§ WHAT IS EXPECTED
Copy down every line where the string "these" shows up.

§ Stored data
'''
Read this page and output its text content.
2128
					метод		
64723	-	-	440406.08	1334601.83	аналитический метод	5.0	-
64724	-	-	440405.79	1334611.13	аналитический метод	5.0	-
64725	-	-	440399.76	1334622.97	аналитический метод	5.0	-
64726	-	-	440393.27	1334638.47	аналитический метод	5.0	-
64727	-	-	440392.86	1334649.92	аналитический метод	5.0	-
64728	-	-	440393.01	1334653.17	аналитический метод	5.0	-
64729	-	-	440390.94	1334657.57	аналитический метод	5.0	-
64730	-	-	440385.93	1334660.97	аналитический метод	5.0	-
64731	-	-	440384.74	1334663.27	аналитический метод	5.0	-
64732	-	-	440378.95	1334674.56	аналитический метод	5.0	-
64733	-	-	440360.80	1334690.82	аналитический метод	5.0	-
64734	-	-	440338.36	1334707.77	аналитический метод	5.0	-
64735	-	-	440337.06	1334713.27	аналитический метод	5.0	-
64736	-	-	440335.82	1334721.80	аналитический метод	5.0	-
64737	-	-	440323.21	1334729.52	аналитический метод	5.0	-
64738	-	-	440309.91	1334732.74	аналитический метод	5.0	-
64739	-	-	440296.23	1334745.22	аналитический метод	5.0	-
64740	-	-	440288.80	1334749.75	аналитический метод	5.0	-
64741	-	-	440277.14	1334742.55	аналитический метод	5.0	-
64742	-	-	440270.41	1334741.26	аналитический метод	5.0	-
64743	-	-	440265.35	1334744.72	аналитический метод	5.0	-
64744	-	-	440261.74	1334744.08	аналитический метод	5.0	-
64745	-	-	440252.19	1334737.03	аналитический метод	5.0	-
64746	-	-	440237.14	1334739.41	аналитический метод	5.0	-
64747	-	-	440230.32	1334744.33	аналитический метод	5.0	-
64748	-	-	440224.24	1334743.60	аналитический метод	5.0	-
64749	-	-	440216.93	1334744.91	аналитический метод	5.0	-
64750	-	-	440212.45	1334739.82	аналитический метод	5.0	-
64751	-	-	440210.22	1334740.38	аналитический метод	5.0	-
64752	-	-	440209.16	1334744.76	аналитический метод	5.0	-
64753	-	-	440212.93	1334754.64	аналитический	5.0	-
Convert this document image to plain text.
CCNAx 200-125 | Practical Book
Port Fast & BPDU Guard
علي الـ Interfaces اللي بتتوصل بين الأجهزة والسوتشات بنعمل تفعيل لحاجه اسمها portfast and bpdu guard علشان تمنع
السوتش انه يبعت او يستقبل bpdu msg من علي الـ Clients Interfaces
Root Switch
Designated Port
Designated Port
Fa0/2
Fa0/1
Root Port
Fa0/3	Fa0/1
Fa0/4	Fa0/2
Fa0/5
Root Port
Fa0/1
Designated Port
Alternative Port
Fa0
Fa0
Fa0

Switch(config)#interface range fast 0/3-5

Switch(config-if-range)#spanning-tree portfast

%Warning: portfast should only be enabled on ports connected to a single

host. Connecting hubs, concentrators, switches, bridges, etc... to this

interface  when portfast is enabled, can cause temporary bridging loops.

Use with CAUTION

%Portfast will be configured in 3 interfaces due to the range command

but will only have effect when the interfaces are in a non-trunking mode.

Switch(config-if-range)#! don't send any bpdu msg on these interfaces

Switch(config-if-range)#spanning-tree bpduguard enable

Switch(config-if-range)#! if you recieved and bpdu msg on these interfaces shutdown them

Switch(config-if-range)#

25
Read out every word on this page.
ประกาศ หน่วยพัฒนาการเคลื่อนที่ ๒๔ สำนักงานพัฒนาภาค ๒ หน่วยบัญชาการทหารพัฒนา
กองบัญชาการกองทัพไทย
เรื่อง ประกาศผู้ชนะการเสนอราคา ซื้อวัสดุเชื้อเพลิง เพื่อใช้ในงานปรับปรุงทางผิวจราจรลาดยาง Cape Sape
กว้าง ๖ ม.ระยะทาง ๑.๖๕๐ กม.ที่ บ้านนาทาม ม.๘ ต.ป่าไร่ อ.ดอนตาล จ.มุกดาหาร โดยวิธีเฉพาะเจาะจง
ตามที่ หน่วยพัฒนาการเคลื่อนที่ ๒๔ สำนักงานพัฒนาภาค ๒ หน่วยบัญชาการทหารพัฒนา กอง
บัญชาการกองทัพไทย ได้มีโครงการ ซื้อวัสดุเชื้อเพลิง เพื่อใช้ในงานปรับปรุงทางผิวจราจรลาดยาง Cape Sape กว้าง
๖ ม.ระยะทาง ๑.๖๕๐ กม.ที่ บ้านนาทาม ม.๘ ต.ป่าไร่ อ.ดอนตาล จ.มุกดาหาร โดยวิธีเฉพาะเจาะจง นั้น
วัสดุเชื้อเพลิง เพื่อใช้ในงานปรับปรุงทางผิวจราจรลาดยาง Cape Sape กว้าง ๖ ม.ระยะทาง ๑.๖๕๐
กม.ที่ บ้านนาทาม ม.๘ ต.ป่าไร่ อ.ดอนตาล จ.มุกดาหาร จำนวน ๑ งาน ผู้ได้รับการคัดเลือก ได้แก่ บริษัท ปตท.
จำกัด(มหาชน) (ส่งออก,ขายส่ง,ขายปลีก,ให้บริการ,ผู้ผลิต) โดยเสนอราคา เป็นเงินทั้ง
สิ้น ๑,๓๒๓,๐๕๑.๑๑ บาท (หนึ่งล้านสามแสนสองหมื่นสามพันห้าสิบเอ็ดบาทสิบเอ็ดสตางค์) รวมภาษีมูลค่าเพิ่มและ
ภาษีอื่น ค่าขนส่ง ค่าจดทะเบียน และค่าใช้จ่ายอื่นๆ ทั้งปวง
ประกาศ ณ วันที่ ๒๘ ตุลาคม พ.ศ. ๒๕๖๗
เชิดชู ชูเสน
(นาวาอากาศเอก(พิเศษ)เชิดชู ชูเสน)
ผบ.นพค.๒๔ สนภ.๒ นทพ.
'''
§ FULL RESPONSE
Switch(config-if-range)#! don't send any bpdu msg on these interfaces
Switch(config-if-range)#! if you recieved and bpdu msg on these interfaces shutdown them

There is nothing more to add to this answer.